### Task details
Wherever the string "color" appears in a line, extract that line.

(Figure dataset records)
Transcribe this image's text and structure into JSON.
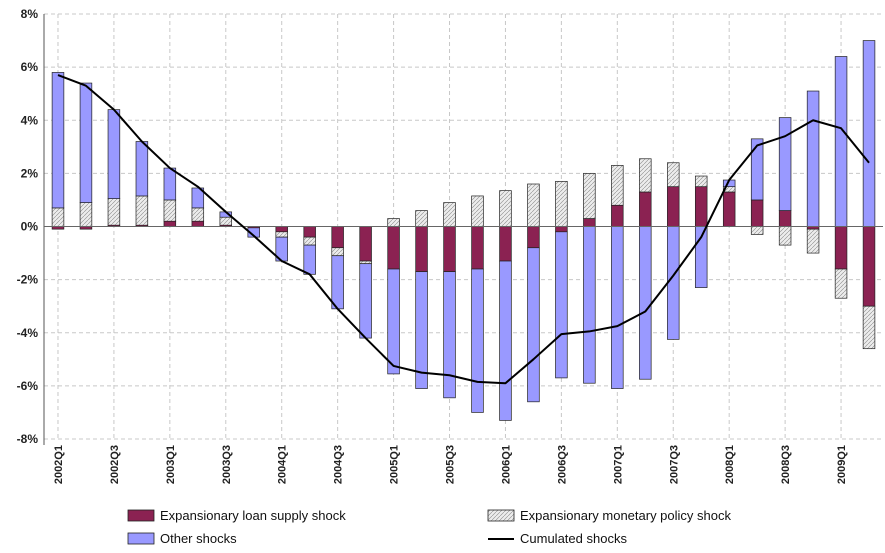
{
  "chart_data": {
    "type": "bar",
    "stacked": true,
    "title": "",
    "xlabel": "",
    "ylabel": "",
    "ylim": [
      -8,
      8
    ],
    "y_ticks": [
      8,
      6,
      4,
      2,
      0,
      -2,
      -4,
      -6,
      -8
    ],
    "y_tick_format": "%",
    "grid": true,
    "legend_position": "bottom",
    "categories": [
      "2002Q1",
      "2002Q2",
      "2002Q3",
      "2002Q4",
      "2003Q1",
      "2003Q2",
      "2003Q3",
      "2003Q4",
      "2004Q1",
      "2004Q2",
      "2004Q3",
      "2004Q4",
      "2005Q1",
      "2005Q2",
      "2005Q3",
      "2005Q4",
      "2006Q1",
      "2006Q2",
      "2006Q3",
      "2006Q4",
      "2007Q1",
      "2007Q2",
      "2007Q3",
      "2007Q4",
      "2008Q1",
      "2008Q2",
      "2008Q3",
      "2008Q4",
      "2009Q1",
      "2009Q2"
    ],
    "x_tick_labels": [
      "2002Q1",
      "",
      "2002Q3",
      "",
      "2003Q1",
      "",
      "2003Q3",
      "",
      "2004Q1",
      "",
      "2004Q3",
      "",
      "2005Q1",
      "",
      "2005Q3",
      "",
      "2006Q1",
      "",
      "2006Q3",
      "",
      "2007Q1",
      "",
      "2007Q3",
      "",
      "2008Q1",
      "",
      "2008Q3",
      "",
      "2009Q1",
      ""
    ],
    "series": [
      {
        "name": "Expansionary loan supply shock",
        "kind": "bar",
        "color": "#8b2252",
        "values": [
          -0.1,
          -0.1,
          0.05,
          0.05,
          0.2,
          0.2,
          0.05,
          -0.05,
          -0.2,
          -0.4,
          -0.8,
          -1.3,
          -1.6,
          -1.7,
          -1.7,
          -1.6,
          -1.3,
          -0.8,
          -0.2,
          0.3,
          0.8,
          1.3,
          1.5,
          1.5,
          1.3,
          1.0,
          0.6,
          -0.1,
          -1.6,
          -3.0
        ]
      },
      {
        "name": "Expansionary monetary policy shock",
        "kind": "bar",
        "color": "#e0e0e0",
        "values": [
          0.7,
          0.9,
          1.0,
          1.1,
          0.8,
          0.5,
          0.3,
          0.0,
          -0.2,
          -0.3,
          -0.3,
          -0.1,
          0.3,
          0.6,
          0.9,
          1.15,
          1.35,
          1.6,
          1.7,
          1.7,
          1.5,
          1.25,
          0.9,
          0.4,
          0.2,
          -0.3,
          -0.7,
          -0.9,
          -1.1,
          -1.6
        ]
      },
      {
        "name": "Other shocks",
        "kind": "bar",
        "color": "#9999ff",
        "values": [
          5.1,
          4.5,
          3.35,
          2.05,
          1.2,
          0.75,
          0.2,
          -0.35,
          -0.9,
          -1.1,
          -2.0,
          -2.8,
          -3.95,
          -4.4,
          -4.75,
          -5.4,
          -6.0,
          -5.8,
          -5.5,
          -5.9,
          -6.1,
          -5.75,
          -4.25,
          -2.3,
          0.25,
          2.3,
          3.5,
          5.1,
          6.4,
          7.0
        ]
      },
      {
        "name": "Cumulated shocks",
        "kind": "line",
        "color": "#000000",
        "values": [
          5.7,
          5.3,
          4.4,
          3.2,
          2.2,
          1.5,
          0.55,
          -0.35,
          -1.3,
          -1.8,
          -3.1,
          -4.2,
          -5.25,
          -5.5,
          -5.6,
          -5.85,
          -5.9,
          -5.0,
          -4.05,
          -3.95,
          -3.75,
          -3.2,
          -1.85,
          -0.4,
          1.75,
          3.05,
          3.4,
          4.0,
          3.7,
          2.4
        ]
      }
    ]
  }
}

### Written response
        "color": "#8b2252",
        "color": "#e0e0e0",
        "color": "#9999ff",
        "color": "#000000",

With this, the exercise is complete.